__Instructions for the task__. Every line of the material that follows must be printed again exactly.

* Begin *

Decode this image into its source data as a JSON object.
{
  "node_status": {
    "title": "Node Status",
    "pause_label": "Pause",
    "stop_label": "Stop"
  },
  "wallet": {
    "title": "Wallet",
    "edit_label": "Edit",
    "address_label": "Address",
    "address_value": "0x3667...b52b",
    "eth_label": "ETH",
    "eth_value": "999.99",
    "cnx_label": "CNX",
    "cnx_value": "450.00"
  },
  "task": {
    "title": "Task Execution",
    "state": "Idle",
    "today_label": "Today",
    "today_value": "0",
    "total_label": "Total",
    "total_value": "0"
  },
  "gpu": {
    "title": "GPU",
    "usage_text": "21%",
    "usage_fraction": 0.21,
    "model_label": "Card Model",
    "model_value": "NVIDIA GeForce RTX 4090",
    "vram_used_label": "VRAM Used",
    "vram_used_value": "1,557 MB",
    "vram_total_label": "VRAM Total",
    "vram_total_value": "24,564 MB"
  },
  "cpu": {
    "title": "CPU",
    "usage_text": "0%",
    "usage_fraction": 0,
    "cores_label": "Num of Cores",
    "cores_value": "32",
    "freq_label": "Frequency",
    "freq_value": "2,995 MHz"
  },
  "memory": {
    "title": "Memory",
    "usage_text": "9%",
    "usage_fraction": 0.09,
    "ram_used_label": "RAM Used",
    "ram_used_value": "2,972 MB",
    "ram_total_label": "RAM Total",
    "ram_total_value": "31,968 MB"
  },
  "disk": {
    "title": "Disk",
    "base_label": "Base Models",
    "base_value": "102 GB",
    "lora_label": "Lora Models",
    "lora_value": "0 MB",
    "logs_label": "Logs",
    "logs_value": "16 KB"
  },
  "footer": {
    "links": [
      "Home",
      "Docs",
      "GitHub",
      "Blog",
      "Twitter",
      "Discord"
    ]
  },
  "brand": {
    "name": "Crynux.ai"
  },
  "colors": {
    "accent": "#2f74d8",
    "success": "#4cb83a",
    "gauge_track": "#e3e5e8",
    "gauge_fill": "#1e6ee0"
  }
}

* End *

__Correct result__.
Decode this image into its source data as a JSON object.
{
  "node_status": {
    "title": "Node Status",
    "pause_label": "Pause",
    "stop_label": "Stop"
  },
  "wallet": {
    "title": "Wallet",
    "edit_label": "Edit",
    "address_label": "Address",
    "address_value": "0x3667...b52b",
    "eth_label": "ETH",
    "eth_value": "999.99",
    "cnx_label": "CNX",
    "cnx_value": "450.00"
  },
  "task": {
    "title": "Task Execution",
    "state": "Idle",
    "today_label": "Today",
    "today_value": "0",
    "total_label": "Total",
    "total_value": "0"
  },
  "gpu": {
    "title": "GPU",
    "usage_text": "21%",
    "usage_fraction": 0.21,
    "model_label": "Card Model",
    "model_value": "NVIDIA GeForce RTX 4090",
    "vram_used_label": "VRAM Used",
    "vram_used_value": "1,557 MB",
    "vram_total_label": "VRAM Total",
    "vram_total_value": "24,564 MB"
  },
  "cpu": {
    "title": "CPU",
    "usage_text": "0%",
    "usage_fraction": 0,
    "cores_label": "Num of Cores",
    "cores_value": "32",
    "freq_label": "Frequency",
    "freq_value": "2,995 MHz"
  },
  "memory": {
    "title": "Memory",
    "usage_text": "9%",
    "usage_fraction": 0.09,
    "ram_used_label": "RAM Used",
    "ram_used_value": "2,972 MB",
    "ram_total_label": "RAM Total",
    "ram_total_value": "31,968 MB"
  },
  "disk": {
    "title": "Disk",
    "base_label": "Base Models",
    "base_value": "102 GB",
    "lora_label": "Lora Models",
    "lora_value": "0 MB",
    "logs_label": "Logs",
    "logs_value": "16 KB"
  },
  "footer": {
    "links": [
      "Home",
      "Docs",
      "GitHub",
      "Blog",
      "Twitter",
      "Discord"
    ]
  },
  "brand": {
    "name": "Crynux.ai"
  },
  "colors": {
    "accent": "#2f74d8",
    "success": "#4cb83a",
    "gauge_track": "#e3e5e8",
    "gauge_fill": "#1e6ee0"
  }
}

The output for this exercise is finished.